Stored items:
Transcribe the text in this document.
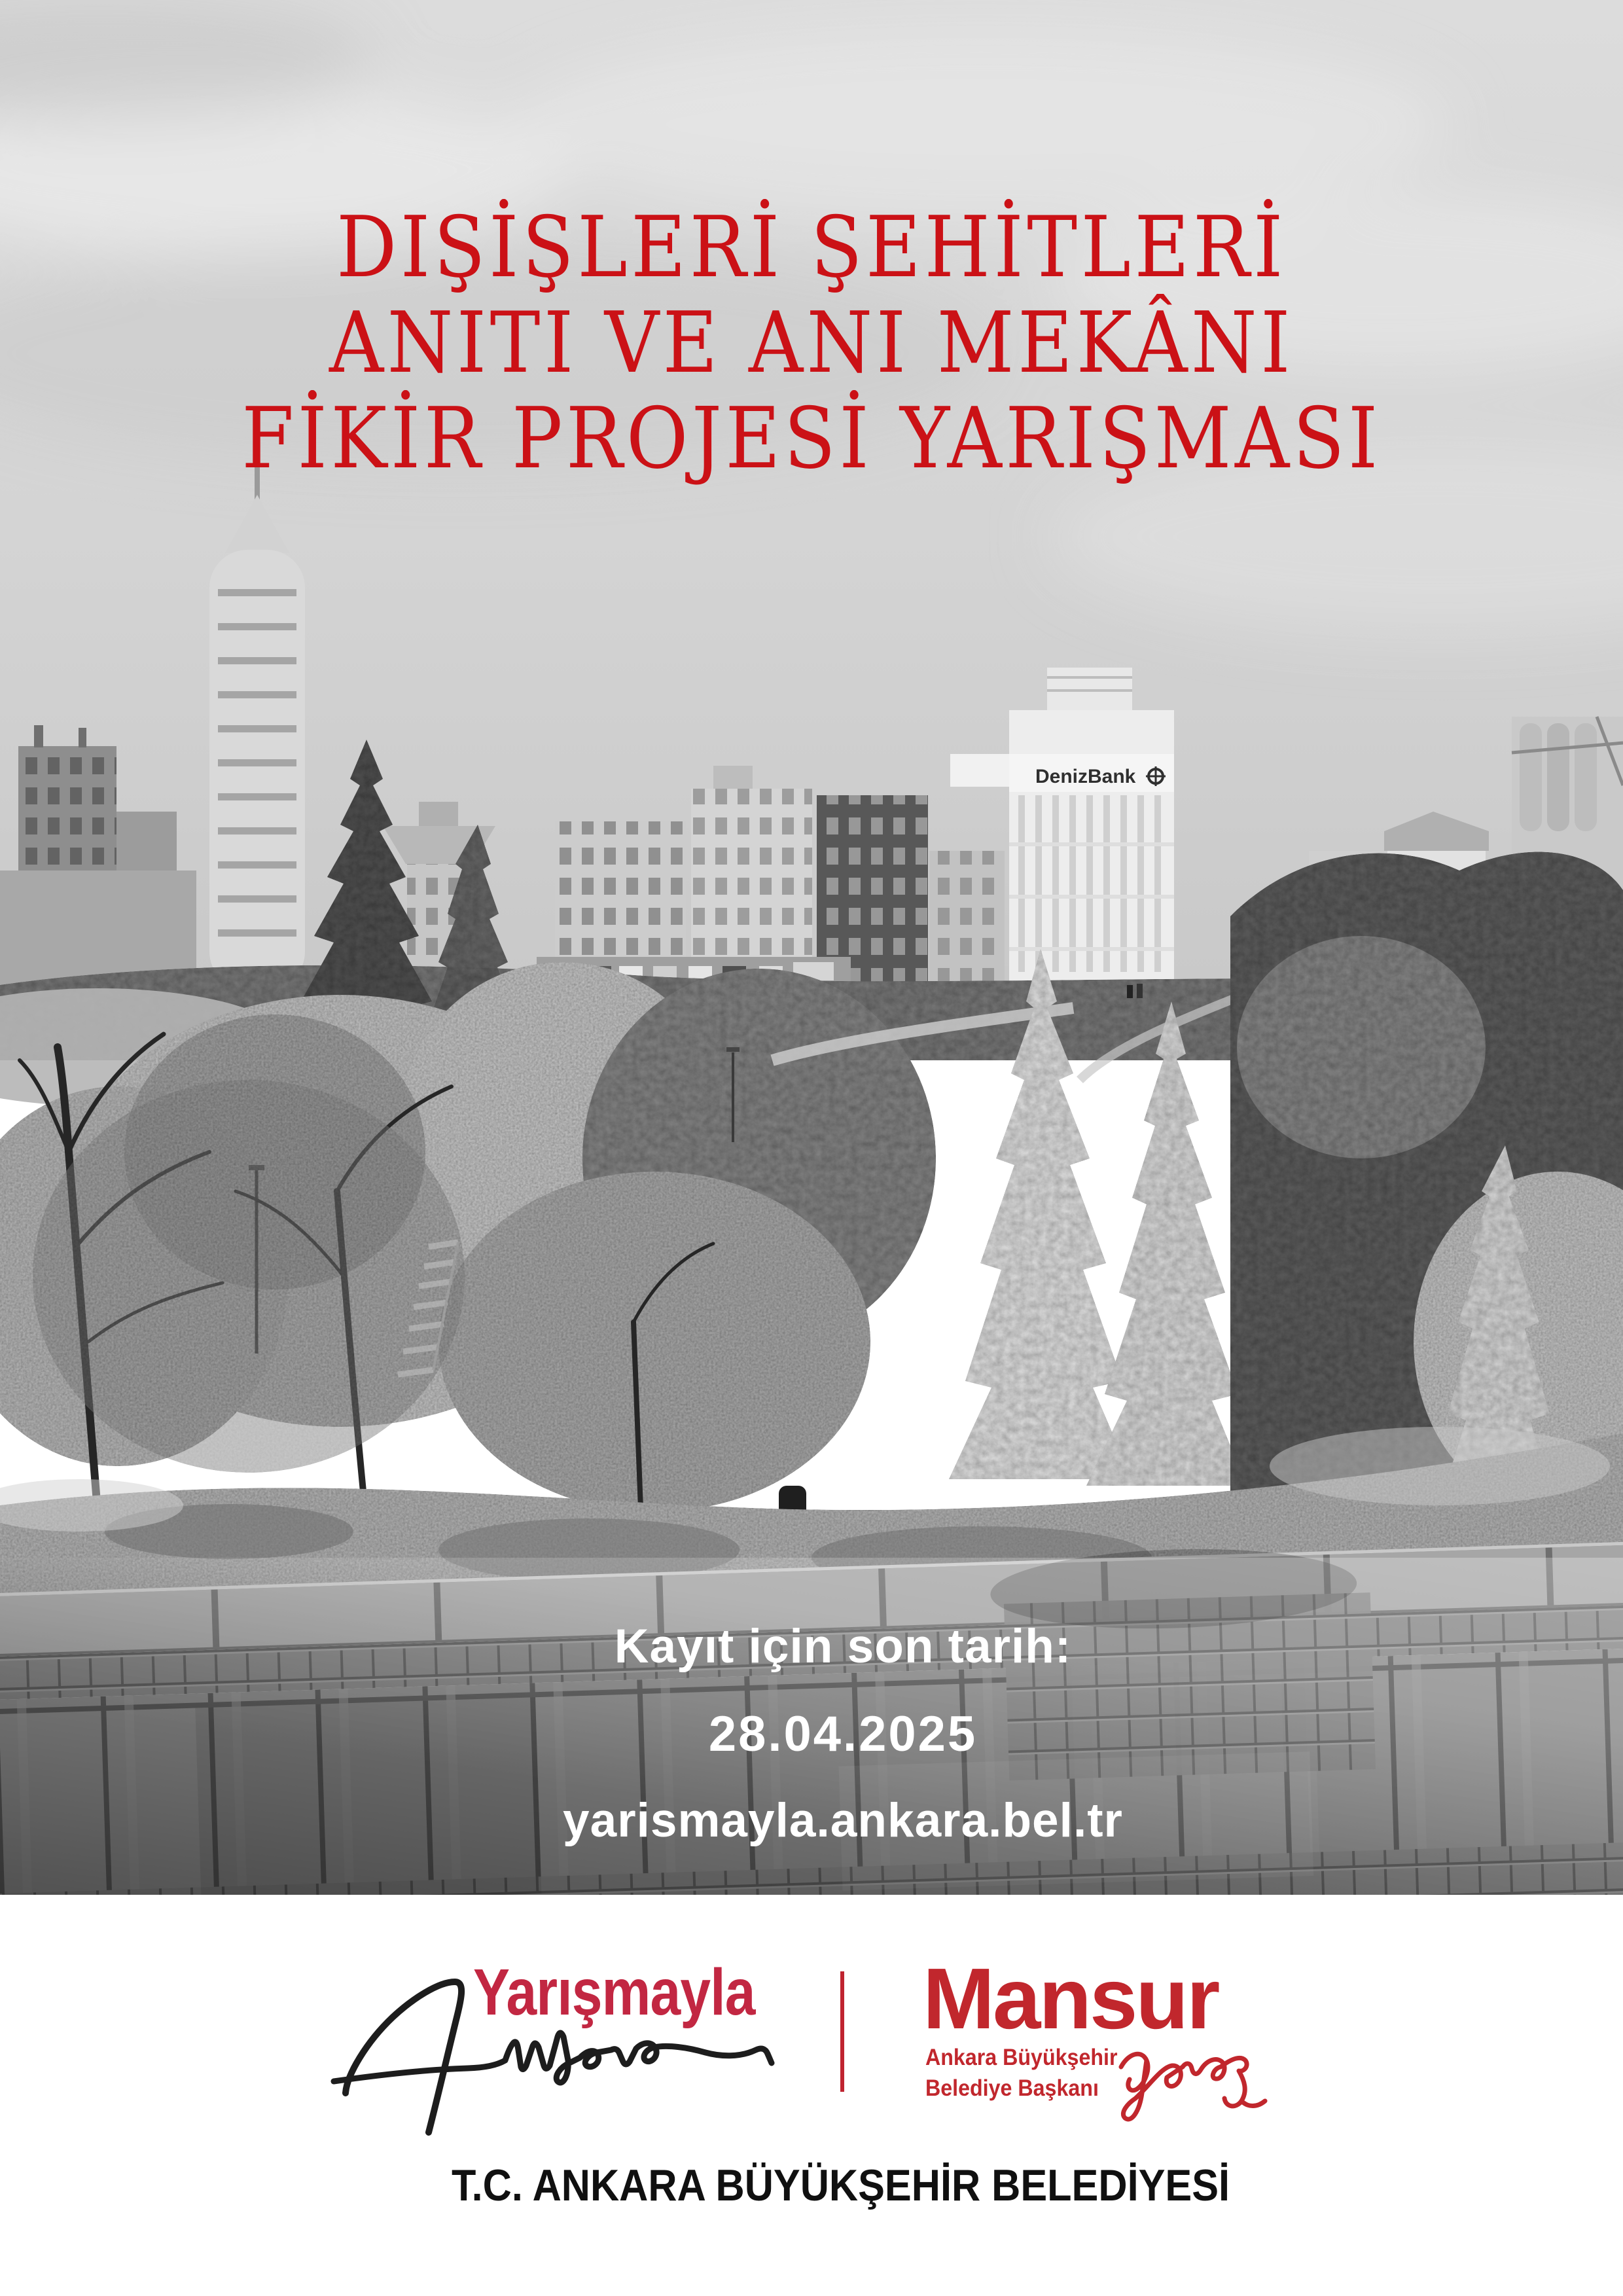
DenizBank
DIŞİŞLERİ ŞEHİTLERİ
ANITI VE ANI MEKÂNI
FİKİR PROJESİ YARIŞMASI
Kayıt için son tarih:
28.04.2025
yarismayla.ankara.bel.tr
Yarışmayla Mansur
Ankara Büyükşehir
Belediye Başkanı
T.C. ANKARA BÜYÜKŞEHİR BELEDİYESİ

Exercise prompt → Print out the material word for word, omitting the pictures.

Finished task →
Transcribe the text in this document.
DenizBank
DIŞİŞLERİ ŞEHİTLERİ
ANITI VE ANI MEKÂNI
FİKİR PROJESİ YARIŞMASI
Kayıt için son tarih:
28.04.2025
yarismayla.ankara.bel.tr
Yarışmayla Mansur
Ankara Büyükşehir
Belediye Başkanı
T.C. ANKARA BÜYÜKŞEHİR BELEDİYESİ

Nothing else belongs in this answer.